====== DATA PROVIDED
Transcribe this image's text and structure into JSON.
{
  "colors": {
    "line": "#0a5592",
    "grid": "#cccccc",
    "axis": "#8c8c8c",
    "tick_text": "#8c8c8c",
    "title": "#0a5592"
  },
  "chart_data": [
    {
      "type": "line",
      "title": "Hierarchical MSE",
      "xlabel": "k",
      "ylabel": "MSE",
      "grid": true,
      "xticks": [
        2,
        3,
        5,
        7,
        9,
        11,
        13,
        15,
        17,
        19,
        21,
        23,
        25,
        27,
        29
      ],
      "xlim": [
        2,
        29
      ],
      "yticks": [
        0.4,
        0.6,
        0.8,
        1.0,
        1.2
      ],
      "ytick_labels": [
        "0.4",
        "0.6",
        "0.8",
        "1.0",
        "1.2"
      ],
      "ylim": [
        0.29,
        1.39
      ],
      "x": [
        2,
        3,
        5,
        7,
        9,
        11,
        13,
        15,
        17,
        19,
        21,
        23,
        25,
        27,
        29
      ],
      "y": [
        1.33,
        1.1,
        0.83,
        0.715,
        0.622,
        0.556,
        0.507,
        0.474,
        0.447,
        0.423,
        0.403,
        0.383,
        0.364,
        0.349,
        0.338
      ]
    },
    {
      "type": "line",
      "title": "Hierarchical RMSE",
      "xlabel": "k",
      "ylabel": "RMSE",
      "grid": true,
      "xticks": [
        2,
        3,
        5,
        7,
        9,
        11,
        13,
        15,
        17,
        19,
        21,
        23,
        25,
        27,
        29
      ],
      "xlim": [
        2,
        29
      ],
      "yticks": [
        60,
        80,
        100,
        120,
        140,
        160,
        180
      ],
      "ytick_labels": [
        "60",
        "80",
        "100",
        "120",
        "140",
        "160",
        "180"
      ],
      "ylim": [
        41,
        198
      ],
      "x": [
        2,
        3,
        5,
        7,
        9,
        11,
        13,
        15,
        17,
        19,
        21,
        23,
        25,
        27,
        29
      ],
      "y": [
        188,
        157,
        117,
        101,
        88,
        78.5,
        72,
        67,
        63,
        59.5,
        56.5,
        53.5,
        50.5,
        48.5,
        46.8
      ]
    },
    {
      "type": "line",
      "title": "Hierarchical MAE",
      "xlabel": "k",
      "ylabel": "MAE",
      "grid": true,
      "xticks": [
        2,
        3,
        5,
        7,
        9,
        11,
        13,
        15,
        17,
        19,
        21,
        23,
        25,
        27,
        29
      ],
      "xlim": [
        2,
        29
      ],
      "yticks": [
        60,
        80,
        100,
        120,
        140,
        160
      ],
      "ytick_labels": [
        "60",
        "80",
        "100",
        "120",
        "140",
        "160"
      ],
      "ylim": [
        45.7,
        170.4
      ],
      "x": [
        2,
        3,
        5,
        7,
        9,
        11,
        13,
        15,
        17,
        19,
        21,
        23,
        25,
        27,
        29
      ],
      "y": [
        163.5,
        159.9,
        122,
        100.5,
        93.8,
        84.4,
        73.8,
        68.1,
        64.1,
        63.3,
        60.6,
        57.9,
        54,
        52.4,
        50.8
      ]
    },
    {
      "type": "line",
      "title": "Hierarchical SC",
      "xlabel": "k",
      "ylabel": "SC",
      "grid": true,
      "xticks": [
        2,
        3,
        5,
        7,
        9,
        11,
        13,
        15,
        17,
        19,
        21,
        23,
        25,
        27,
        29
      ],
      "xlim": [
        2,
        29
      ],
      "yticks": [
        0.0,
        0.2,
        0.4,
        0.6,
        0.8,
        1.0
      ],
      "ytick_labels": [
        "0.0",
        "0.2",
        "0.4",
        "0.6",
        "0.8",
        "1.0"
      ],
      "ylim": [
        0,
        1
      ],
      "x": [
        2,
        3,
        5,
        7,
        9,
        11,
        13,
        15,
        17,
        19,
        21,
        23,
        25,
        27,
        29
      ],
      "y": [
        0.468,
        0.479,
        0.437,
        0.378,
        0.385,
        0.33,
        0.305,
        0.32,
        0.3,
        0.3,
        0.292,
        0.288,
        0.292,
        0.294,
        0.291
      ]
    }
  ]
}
============
» GIVEN TASK: For the listing above, identify each line bearing "RMSE".

» EXERCISE RESULT:
      "title": "Hierarchical RMSE",
      "ylabel": "RMSE",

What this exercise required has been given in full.